(Chart and figure data)
<<<<
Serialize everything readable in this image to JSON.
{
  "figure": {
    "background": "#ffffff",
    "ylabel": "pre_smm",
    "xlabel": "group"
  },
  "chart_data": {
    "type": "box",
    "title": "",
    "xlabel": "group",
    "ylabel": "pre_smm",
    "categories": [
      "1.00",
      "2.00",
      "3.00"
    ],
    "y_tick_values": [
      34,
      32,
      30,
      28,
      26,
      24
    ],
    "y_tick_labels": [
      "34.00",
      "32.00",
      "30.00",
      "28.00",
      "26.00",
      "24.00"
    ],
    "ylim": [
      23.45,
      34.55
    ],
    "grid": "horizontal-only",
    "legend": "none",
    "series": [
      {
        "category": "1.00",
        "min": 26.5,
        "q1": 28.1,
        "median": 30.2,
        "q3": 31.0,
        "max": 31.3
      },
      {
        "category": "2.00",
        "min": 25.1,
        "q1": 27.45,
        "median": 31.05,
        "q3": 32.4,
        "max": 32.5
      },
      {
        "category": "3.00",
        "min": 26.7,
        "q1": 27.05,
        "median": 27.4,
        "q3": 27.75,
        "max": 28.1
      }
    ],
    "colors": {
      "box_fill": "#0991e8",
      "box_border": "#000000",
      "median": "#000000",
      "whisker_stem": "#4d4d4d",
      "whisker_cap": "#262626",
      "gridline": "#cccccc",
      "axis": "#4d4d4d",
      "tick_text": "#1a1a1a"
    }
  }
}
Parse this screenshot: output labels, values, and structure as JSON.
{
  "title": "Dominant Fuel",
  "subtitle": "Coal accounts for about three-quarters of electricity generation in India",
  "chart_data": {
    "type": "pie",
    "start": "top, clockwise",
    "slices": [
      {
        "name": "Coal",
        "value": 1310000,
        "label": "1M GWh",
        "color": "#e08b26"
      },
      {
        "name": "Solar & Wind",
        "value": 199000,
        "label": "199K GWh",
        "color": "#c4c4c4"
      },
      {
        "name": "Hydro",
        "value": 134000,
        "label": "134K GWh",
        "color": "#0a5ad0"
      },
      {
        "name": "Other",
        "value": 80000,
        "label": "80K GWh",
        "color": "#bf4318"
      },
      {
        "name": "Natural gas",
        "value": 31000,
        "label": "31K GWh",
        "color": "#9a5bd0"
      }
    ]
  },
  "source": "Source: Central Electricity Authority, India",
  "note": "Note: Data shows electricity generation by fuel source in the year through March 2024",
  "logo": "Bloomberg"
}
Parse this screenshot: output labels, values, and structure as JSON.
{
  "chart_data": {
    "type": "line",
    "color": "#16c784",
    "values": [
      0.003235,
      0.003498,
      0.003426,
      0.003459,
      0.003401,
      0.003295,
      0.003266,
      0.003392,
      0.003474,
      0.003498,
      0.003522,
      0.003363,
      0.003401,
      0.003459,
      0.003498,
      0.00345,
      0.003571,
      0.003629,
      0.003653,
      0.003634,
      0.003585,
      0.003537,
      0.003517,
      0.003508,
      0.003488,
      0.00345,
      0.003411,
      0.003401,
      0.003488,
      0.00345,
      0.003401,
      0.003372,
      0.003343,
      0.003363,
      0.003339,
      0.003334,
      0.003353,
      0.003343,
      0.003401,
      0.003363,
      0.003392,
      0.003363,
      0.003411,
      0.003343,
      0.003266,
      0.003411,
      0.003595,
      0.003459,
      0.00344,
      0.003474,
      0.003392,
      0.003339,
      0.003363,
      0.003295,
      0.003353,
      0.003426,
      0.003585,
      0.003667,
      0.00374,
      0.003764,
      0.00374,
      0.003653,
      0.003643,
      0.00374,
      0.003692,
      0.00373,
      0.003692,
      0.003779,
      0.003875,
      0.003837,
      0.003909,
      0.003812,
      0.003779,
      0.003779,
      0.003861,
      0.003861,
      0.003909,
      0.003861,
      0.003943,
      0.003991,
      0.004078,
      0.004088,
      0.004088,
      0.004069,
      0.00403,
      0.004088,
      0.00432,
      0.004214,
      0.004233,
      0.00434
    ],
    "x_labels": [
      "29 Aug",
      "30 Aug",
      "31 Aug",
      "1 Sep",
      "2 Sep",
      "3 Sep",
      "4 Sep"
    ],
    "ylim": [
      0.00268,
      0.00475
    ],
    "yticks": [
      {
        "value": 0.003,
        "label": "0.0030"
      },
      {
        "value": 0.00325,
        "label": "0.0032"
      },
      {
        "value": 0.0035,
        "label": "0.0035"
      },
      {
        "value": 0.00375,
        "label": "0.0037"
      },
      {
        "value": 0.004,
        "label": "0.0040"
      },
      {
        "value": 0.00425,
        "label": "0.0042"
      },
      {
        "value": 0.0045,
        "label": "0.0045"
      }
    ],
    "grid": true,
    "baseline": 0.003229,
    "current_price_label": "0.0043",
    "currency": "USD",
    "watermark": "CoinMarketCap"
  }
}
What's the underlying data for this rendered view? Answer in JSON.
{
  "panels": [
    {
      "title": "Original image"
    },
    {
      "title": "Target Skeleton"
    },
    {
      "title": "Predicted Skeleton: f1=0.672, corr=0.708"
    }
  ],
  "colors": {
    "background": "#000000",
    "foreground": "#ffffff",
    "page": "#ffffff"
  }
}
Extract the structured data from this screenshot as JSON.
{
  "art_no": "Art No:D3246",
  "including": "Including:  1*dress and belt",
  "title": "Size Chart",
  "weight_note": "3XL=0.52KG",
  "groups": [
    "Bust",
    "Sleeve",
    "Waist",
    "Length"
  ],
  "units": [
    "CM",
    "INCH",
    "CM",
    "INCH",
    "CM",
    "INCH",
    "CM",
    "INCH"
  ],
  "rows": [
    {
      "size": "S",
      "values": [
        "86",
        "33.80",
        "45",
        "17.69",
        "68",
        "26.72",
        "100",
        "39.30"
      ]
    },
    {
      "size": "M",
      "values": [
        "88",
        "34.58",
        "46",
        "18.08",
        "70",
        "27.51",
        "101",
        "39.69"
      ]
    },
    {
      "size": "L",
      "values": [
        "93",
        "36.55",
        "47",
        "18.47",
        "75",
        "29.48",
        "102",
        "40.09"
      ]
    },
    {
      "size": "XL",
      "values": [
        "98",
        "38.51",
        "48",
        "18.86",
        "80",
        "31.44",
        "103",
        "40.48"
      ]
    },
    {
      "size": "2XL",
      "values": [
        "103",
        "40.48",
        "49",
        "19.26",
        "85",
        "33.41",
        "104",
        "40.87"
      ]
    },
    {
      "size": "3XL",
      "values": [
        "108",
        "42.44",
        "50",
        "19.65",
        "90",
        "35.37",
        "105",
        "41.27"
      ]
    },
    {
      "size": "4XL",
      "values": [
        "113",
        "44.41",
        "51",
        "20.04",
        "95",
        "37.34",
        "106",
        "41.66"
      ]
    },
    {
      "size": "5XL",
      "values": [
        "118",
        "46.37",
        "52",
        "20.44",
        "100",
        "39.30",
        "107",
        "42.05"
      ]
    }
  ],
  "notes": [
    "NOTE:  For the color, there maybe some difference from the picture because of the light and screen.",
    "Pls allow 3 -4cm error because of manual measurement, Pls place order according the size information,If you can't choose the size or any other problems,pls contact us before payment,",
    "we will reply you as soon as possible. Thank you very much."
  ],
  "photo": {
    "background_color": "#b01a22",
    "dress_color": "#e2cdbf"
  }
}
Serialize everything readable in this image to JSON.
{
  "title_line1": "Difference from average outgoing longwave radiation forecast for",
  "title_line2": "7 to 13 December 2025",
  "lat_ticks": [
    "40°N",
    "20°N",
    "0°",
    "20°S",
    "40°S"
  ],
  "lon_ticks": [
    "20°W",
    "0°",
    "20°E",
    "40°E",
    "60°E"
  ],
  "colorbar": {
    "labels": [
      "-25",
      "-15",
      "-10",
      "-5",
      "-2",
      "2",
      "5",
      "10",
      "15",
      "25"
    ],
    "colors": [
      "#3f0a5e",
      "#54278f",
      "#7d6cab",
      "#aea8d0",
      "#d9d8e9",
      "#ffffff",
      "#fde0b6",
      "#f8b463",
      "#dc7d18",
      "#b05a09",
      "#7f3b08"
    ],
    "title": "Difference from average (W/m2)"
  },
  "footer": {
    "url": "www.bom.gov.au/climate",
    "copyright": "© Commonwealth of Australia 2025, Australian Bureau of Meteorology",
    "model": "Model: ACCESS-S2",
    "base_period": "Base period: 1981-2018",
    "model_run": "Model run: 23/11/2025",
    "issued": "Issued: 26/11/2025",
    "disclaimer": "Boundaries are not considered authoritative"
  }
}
>>>>
-- EXERCISE GOAL --
Copy each line of the preceding data that contains the string "from".

-- ANSWER TO THE TASK --
Extract the structured data from this screenshot as JSON.
    "NOTE:  For the color, there maybe some difference from the picture because of the light and screen.",
  "title_line1": "Difference from average outgoing longwave radiation forecast for",
    "title": "Difference from average (W/m2)"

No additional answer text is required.